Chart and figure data
----
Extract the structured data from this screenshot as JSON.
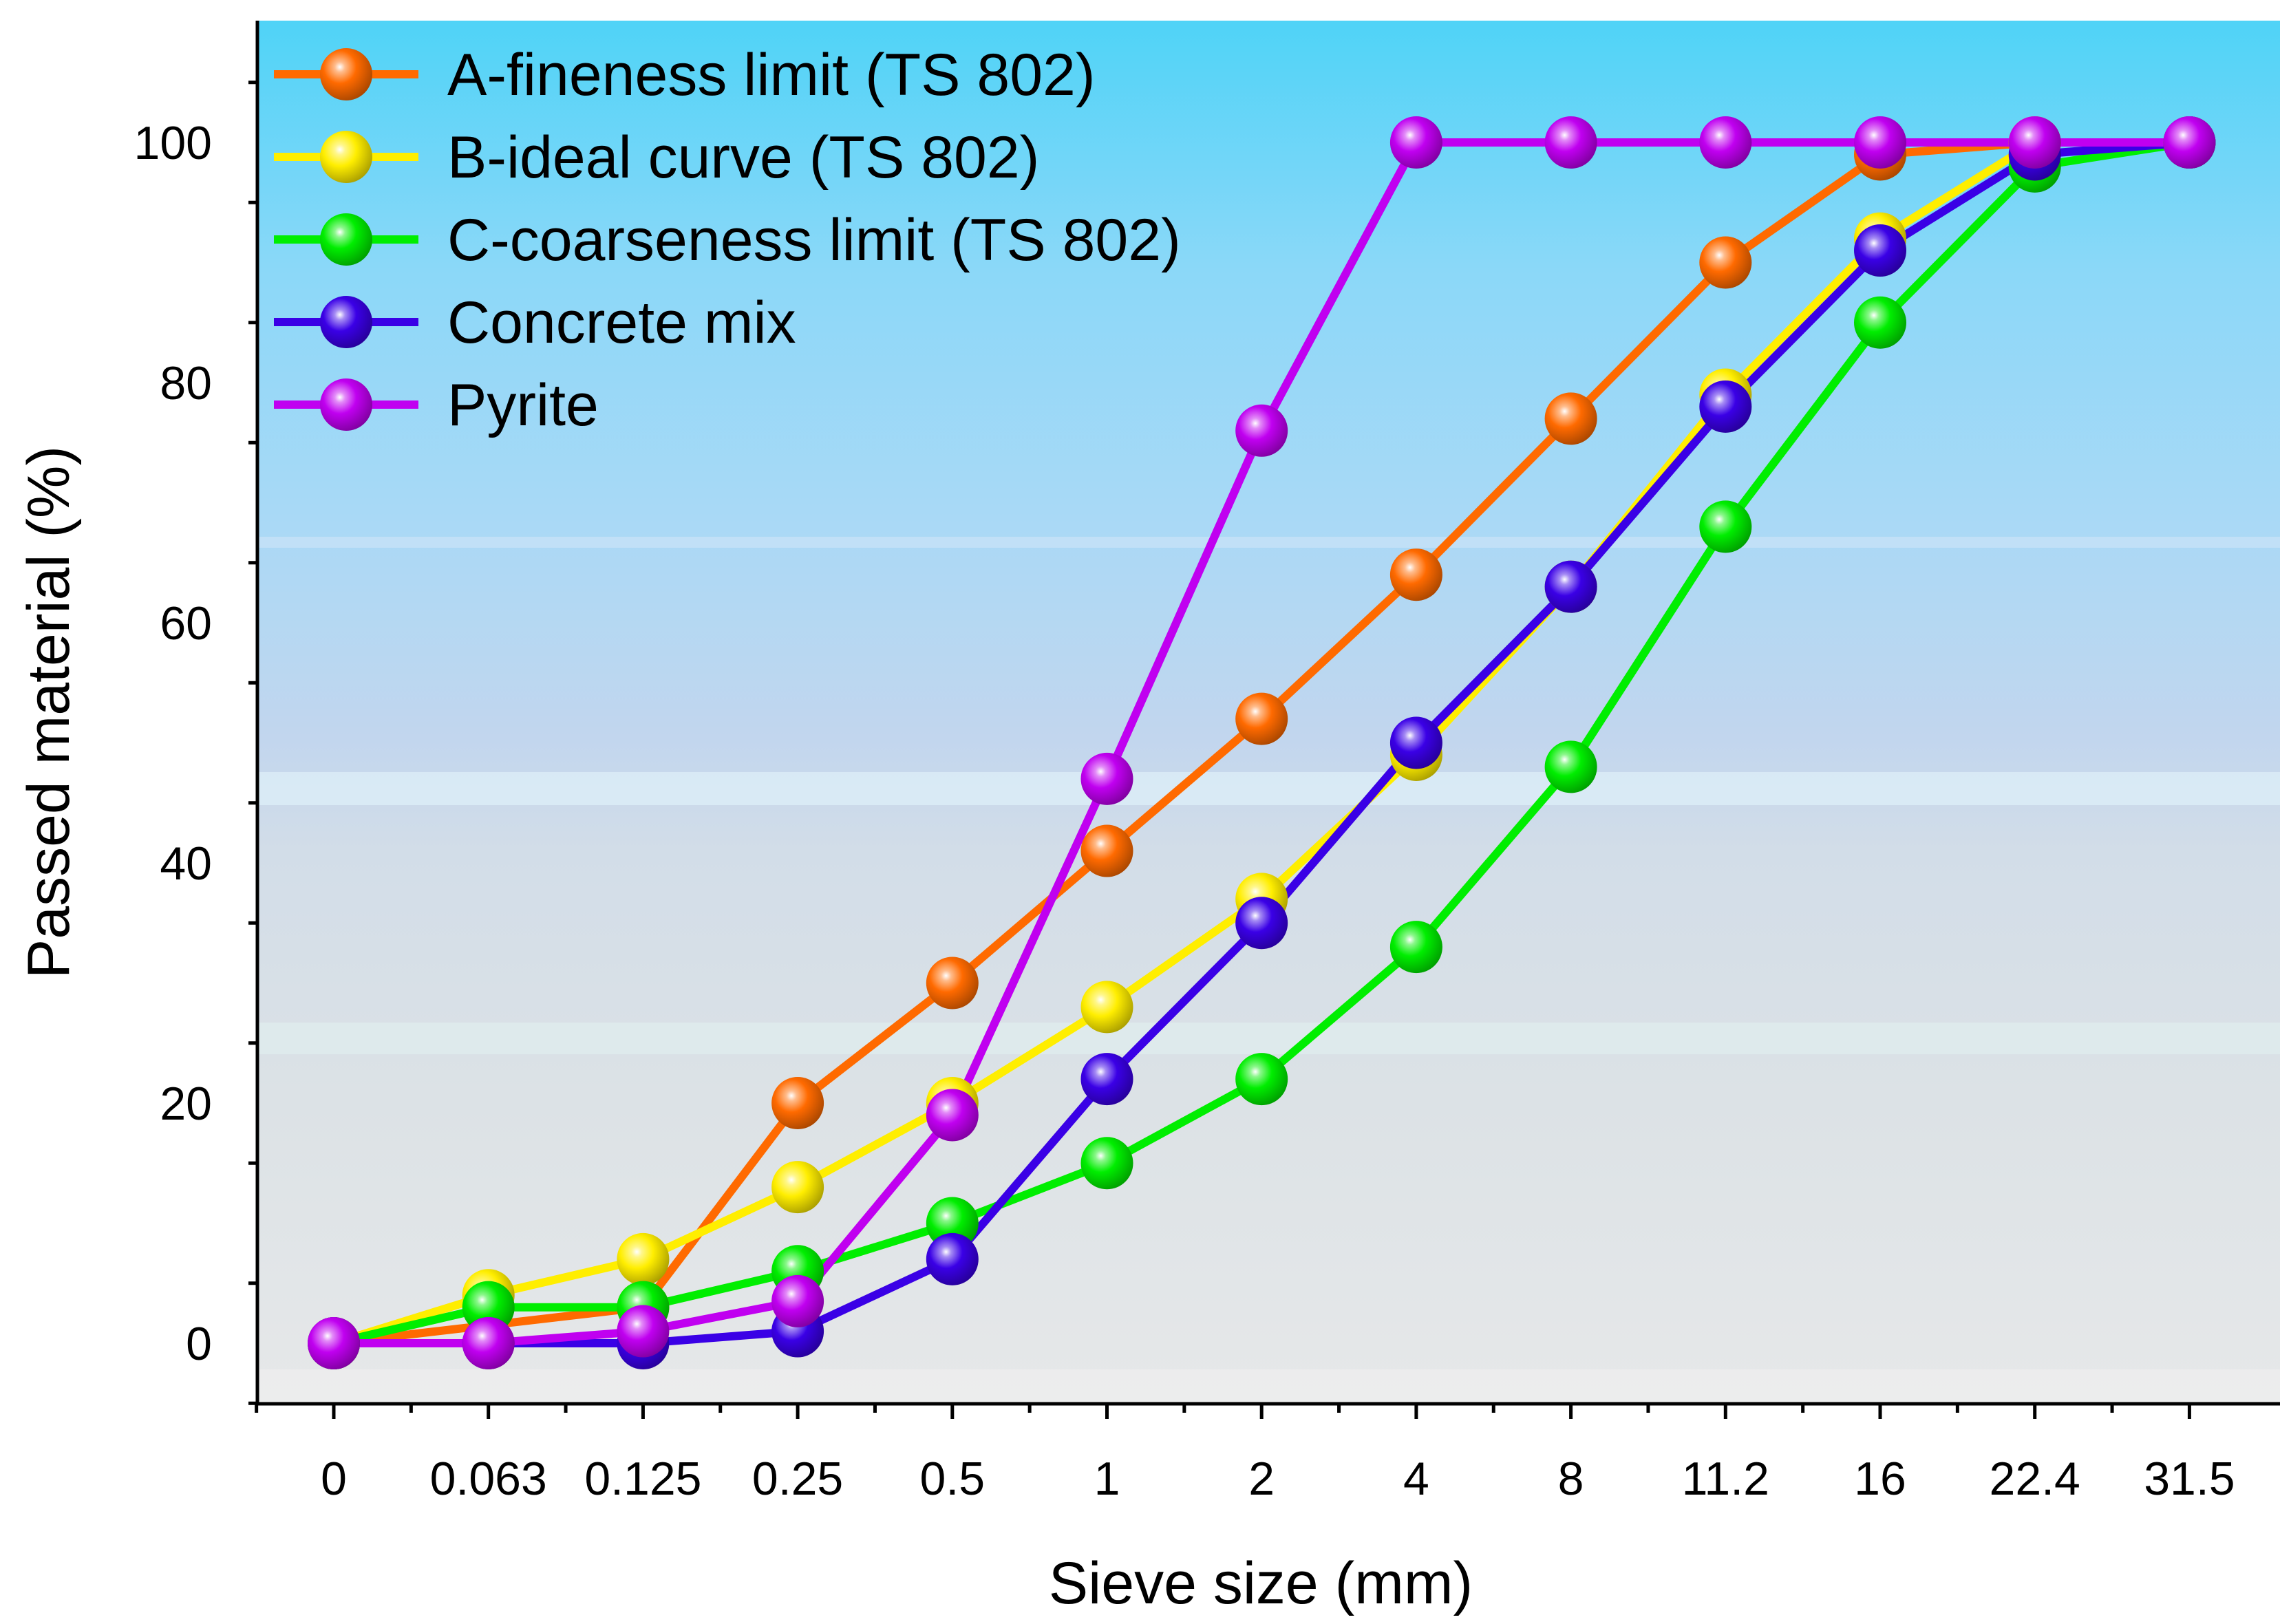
{
  "chart_data": {
    "type": "line",
    "title": "",
    "xlabel": "Sieve size (mm)",
    "ylabel": "Passed material (%)",
    "categories": [
      "0",
      "0.063",
      "0.125",
      "0.25",
      "0.5",
      "1",
      "2",
      "4",
      "8",
      "11.2",
      "16",
      "22.4",
      "31.5"
    ],
    "ylim": [
      -5,
      110
    ],
    "yticks": [
      0,
      20,
      40,
      60,
      80,
      100
    ],
    "ytick_labels": [
      "0",
      "20",
      "40",
      "60",
      "80",
      "100"
    ],
    "legend_position": "top-left",
    "series": [
      {
        "name": "A-fineness limit (TS 802)",
        "color": "#FF6A00",
        "values": [
          0,
          null,
          3,
          20,
          30,
          41,
          52,
          64,
          77,
          90,
          99,
          100,
          100
        ]
      },
      {
        "name": "B-ideal curve (TS 802)",
        "color": "#FFEE00",
        "values": [
          0,
          4,
          7,
          13,
          20,
          28,
          37,
          49,
          63,
          79,
          92,
          100,
          100
        ]
      },
      {
        "name": "C-coarseness limit (TS 802)",
        "color": "#00EE00",
        "values": [
          0,
          3,
          3,
          6,
          10,
          15,
          22,
          33,
          48,
          68,
          85,
          98,
          100
        ]
      },
      {
        "name": "Concrete mix",
        "color": "#3A00E6",
        "values": [
          0,
          0,
          0,
          1,
          7,
          22,
          35,
          50,
          63,
          78,
          91,
          99,
          100
        ]
      },
      {
        "name": "Pyrite",
        "color": "#C000F0",
        "values": [
          0,
          0,
          1,
          3.5,
          19,
          47,
          76,
          100,
          100,
          100,
          100,
          100,
          100
        ]
      }
    ]
  }
}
----
What the exercise asks
Select every line above that contains the word "color", and copy it.

Result of the task
        "color": "#FF6A00",
        "color": "#FFEE00",
        "color": "#00EE00",
        "color": "#3A00E6",
        "color": "#C000F0",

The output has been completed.